● **Task to complete**:
Rewrite the paragraph beginning "Registration opened for the 2026 Palatines" in the genealogy newsletter excerpt below as a bulleted list that keeps its main facts.

● **Selected passage**:
────

But I’ll be honest: I’m reconsidering. Not because of disagreement. Disagreement is part of good research. But because of something else entirely:

A refusal to learn.
A rejection of standards.
And an insistence that confidence equals correctness.

In every one of these cases, I recommended learning about the Genealogical Proof Standard.

Not one person was interested. That’s the real concern. Because if we lose the standard…we don’t just lose accuracy, we lose genealogy itself.

If you’re thinking this is an AI problem, it isn’t. Genealogists have always worked with flawed records, mistaken informants, and misleading clues.
What is new is the speed at which conclusions are formed and the confidence with which they’re defended without the work required to support them.

If you’re new to genealogy, welcome. Truly. But confidence is not evidence. And belief is not proof. Start there and you’ll go far.

RootsTech is on the Horizon!

I’ll be heading to Salt Lake City for RootsTech, and if you’re attending in person, I’d truly love to connect. I’ll be presenting Voices That Vanish: Capturing Stories That Matter on 5 March at 9:30 AM in Room 155 EF, and you’re warmly invited to join me.

I also have a second session, What They Didn’t Write Down, available as a pre-recorded presentation available on 3/4 at 9:00 AM Mountain Time; please be sure to check that out as well.

Looking ahead, I’m becoming more intentional about meeting readers and fellow genealogists face-to-face, whether I’m presenting or simply attending. Conferences are as much about conversation as they are about lectures, and I hope this is the beginning of more informal, meaningful connections. If you see me at RootsTech, please say hello, I’d love that.

Palatines of America Conference Info

Registration opened for the 2026 Palatines to America National Conference, to be held in Lancaster, Pennsylvania, June 19, 2026. Early registration discount is available until April 15. The conference has activities and tours planned in addition to many presentations by genealogy experts on subjects related to German migration, military service, occupations, Revolutionary War experience, Amish and Mennonite research, and more. I’ll be presenting two talks – Palatinate Pathways:  From One Homeland to Many American Homes and From Soldiering to Civil Life. See full details at https://www.pennpalam.org/cpage.php?pt=19

Smart Roots: Hands-On AI for Family Historians

I’m pleased to share that I’ll be presenting a workshop at the National Genealogical Society Conference: WS01 Starting Smart with AI: Hands-On Tools for Family Historians, and I’d love for you to join me.

This session is designed to be practical and immediately useful, focusing on real examples, hands-on tools, and strategies that help family historians integrate AI thoughtfully into their research and workflow. Whether you’re just getting started or looking to refine how you use these tools, you’ll leave with ideas you can put into practice right away.

If you’re interested in attending, you can register using my personal referral link and code below:

🔗 https://whova.com/portal/registration/LEUZPBaoRt-vaFngte8X/?refer_code=plqof
🎟️ Referral Code: plqof

I hope to see some familiar faces in Fort Wayne, Indiana on 26 May, 9:00 AM–12:00 PM. Feel free to share this with colleagues or anyone interested in genealogy, research methodology, or practical AI applications.

────

● **Information shown**:
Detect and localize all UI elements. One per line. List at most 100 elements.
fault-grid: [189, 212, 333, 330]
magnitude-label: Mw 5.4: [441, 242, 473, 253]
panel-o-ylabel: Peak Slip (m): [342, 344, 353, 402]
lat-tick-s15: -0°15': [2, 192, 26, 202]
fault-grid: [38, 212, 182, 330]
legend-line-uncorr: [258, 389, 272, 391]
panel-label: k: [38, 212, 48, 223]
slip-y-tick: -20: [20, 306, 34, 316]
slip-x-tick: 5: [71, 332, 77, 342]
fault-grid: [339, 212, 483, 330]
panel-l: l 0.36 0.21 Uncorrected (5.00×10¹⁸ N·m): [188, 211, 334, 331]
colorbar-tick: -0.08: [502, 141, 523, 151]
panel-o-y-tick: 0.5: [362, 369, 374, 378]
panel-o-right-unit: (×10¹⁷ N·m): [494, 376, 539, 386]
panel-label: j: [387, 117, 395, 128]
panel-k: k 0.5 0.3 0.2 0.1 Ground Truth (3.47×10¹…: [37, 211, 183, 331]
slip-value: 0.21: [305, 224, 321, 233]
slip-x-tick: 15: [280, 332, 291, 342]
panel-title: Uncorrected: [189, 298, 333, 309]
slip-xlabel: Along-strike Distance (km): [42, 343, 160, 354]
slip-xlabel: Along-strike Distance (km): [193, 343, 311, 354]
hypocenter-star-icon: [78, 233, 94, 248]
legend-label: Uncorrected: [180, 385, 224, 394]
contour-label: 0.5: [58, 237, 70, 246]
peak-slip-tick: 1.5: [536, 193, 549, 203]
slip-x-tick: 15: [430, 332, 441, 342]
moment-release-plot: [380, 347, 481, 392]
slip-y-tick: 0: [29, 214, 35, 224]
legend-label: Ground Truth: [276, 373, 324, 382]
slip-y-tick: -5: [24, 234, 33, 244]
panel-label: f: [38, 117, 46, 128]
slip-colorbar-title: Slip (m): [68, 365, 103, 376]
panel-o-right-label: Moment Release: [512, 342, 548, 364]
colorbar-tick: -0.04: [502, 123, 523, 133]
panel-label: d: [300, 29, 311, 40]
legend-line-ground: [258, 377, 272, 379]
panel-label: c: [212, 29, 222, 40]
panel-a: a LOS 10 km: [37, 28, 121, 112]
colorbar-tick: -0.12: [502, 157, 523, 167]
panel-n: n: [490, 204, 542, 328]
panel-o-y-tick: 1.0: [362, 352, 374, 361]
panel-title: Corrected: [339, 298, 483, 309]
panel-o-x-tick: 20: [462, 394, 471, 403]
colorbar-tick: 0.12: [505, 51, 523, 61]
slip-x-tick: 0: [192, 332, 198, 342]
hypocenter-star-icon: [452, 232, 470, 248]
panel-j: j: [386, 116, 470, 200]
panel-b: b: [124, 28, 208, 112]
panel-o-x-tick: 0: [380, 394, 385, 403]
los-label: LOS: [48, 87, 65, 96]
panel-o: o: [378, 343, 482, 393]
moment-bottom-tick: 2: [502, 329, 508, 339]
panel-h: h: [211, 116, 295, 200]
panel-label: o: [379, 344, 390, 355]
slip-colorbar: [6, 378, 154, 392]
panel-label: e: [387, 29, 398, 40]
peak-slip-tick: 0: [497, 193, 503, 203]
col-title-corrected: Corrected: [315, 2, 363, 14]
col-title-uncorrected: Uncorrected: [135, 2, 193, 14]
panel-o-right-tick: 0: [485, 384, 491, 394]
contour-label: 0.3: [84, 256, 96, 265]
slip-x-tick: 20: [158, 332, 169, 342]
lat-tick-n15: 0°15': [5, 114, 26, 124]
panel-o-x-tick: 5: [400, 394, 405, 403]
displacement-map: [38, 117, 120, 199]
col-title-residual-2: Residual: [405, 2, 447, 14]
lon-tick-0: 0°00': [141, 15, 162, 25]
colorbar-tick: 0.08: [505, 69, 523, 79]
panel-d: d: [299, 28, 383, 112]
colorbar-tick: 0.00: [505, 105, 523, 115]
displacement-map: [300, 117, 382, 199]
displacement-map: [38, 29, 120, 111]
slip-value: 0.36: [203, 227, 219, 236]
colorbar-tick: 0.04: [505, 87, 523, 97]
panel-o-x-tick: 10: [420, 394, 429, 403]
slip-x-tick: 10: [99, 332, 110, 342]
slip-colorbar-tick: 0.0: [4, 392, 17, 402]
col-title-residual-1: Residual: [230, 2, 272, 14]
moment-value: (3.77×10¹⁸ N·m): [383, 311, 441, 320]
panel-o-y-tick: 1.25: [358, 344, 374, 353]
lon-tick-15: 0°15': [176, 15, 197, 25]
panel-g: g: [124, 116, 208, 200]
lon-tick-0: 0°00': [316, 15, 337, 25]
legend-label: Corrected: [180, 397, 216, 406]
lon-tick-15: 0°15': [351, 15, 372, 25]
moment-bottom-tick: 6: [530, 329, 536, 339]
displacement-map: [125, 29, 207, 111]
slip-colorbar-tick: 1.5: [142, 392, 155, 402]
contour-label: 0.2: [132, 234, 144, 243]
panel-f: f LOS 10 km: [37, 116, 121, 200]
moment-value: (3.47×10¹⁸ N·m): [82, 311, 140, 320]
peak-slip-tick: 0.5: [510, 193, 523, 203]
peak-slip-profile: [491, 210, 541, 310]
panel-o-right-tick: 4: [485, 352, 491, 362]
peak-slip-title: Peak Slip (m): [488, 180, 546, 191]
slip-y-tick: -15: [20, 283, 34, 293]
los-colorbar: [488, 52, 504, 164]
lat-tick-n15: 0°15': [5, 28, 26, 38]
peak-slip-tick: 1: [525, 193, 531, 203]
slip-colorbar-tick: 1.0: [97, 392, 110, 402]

────

● **Exercise result**:
- Registration is open for the 2026 Palatines to America National Conference.
- It will be held in Lancaster, Pennsylvania, on June 19, 2026.
- An early registration discount is available until April 15.
- The program includes activities, tours and many presentations by genealogy experts. Topics include German migration, military service, occupations, Revolutionary War experience, and Amish and Mennonite research.
- The writer will give two talks: "Palatinate Pathways: From One Homeland to Many American Homes" and "From Soldiering to Civil Life."
- Full details: https://www.pennpalam.org/cpage.php?pt=19